_Direction_
Transcribe each record below word for word.

_Dataset records_
────

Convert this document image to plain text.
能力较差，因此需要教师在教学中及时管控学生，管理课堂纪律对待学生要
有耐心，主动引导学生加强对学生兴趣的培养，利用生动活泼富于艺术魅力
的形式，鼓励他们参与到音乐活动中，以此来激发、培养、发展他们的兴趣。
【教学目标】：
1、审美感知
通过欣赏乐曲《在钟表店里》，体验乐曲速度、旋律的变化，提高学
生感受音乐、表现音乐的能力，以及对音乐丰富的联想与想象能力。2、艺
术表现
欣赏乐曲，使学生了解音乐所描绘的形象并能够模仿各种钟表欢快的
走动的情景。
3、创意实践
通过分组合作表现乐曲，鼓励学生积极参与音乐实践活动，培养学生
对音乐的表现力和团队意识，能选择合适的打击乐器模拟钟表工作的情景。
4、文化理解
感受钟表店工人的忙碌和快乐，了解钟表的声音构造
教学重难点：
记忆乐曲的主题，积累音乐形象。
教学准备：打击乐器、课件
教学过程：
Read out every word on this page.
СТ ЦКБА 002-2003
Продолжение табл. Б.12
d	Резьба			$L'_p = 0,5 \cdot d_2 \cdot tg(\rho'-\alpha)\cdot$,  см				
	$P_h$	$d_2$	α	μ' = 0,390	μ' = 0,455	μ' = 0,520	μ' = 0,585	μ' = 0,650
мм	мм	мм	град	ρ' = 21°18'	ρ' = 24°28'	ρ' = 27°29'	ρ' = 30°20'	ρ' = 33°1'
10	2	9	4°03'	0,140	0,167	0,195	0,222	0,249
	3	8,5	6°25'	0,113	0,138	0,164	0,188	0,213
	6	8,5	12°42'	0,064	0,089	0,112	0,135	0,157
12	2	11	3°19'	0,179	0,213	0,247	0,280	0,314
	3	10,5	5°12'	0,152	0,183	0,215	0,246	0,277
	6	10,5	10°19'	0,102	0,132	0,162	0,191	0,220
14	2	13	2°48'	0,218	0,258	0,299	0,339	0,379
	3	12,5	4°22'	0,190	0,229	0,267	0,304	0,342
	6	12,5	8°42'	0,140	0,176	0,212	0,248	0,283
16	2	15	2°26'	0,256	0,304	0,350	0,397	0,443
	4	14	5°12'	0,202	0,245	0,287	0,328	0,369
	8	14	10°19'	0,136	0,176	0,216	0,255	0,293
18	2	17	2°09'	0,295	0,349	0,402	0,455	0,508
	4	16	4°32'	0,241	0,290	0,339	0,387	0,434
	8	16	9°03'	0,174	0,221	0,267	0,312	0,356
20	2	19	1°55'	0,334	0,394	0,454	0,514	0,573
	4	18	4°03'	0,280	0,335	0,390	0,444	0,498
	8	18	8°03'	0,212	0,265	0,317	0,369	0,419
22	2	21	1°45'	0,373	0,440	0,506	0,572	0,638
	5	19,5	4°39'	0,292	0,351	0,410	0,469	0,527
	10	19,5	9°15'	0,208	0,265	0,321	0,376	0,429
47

────

_Correct output_
Convert this document image to plain text.
能力较差，因此需要教师在教学中及时管控学生，管理课堂纪律对待学生要
有耐心，主动引导学生加强对学生兴趣的培养，利用生动活泼富于艺术魅力
的形式，鼓励他们参与到音乐活动中，以此来激发、培养、发展他们的兴趣。
【教学目标】：
1、审美感知
通过欣赏乐曲《在钟表店里》，体验乐曲速度、旋律的变化，提高学
生感受音乐、表现音乐的能力，以及对音乐丰富的联想与想象能力。2、艺
术表现
欣赏乐曲，使学生了解音乐所描绘的形象并能够模仿各种钟表欢快的
走动的情景。
3、创意实践
通过分组合作表现乐曲，鼓励学生积极参与音乐实践活动，培养学生
对音乐的表现力和团队意识，能选择合适的打击乐器模拟钟表工作的情景。
4、文化理解
感受钟表店工人的忙碌和快乐，了解钟表的声音构造
教学重难点：
记忆乐曲的主题，积累音乐形象。
教学准备：打击乐器、课件
教学过程：
Read out every word on this page.
СТ ЦКБА 002-2003
Продолжение табл. Б.12
d	Резьба			$L'_p = 0,5 \cdot d_2 \cdot tg(\rho'-\alpha)\cdot$,  см				
	$P_h$	$d_2$	α	μ' = 0,390	μ' = 0,455	μ' = 0,520	μ' = 0,585	μ' = 0,650
мм	мм	мм	град	ρ' = 21°18'	ρ' = 24°28'	ρ' = 27°29'	ρ' = 30°20'	ρ' = 33°1'
10	2	9	4°03'	0,140	0,167	0,195	0,222	0,249
	3	8,5	6°25'	0,113	0,138	0,164	0,188	0,213
	6	8,5	12°42'	0,064	0,089	0,112	0,135	0,157
12	2	11	3°19'	0,179	0,213	0,247	0,280	0,314
	3	10,5	5°12'	0,152	0,183	0,215	0,246	0,277
	6	10,5	10°19'	0,102	0,132	0,162	0,191	0,220
14	2	13	2°48'	0,218	0,258	0,299	0,339	0,379
	3	12,5	4°22'	0,190	0,229	0,267	0,304	0,342
	6	12,5	8°42'	0,140	0,176	0,212	0,248	0,283
16	2	15	2°26'	0,256	0,304	0,350	0,397	0,443
	4	14	5°12'	0,202	0,245	0,287	0,328	0,369
	8	14	10°19'	0,136	0,176	0,216	0,255	0,293
18	2	17	2°09'	0,295	0,349	0,402	0,455	0,508
	4	16	4°32'	0,241	0,290	0,339	0,387	0,434
	8	16	9°03'	0,174	0,221	0,267	0,312	0,356
20	2	19	1°55'	0,334	0,394	0,454	0,514	0,573
	4	18	4°03'	0,280	0,335	0,390	0,444	0,498
	8	18	8°03'	0,212	0,265	0,317	0,369	0,419
22	2	21	1°45'	0,373	0,440	0,506	0,572	0,638
	5	19,5	4°39'	0,292	0,351	0,410	0,469	0,527
	10	19,5	9°15'	0,208	0,265	0,321	0,376	0,429
47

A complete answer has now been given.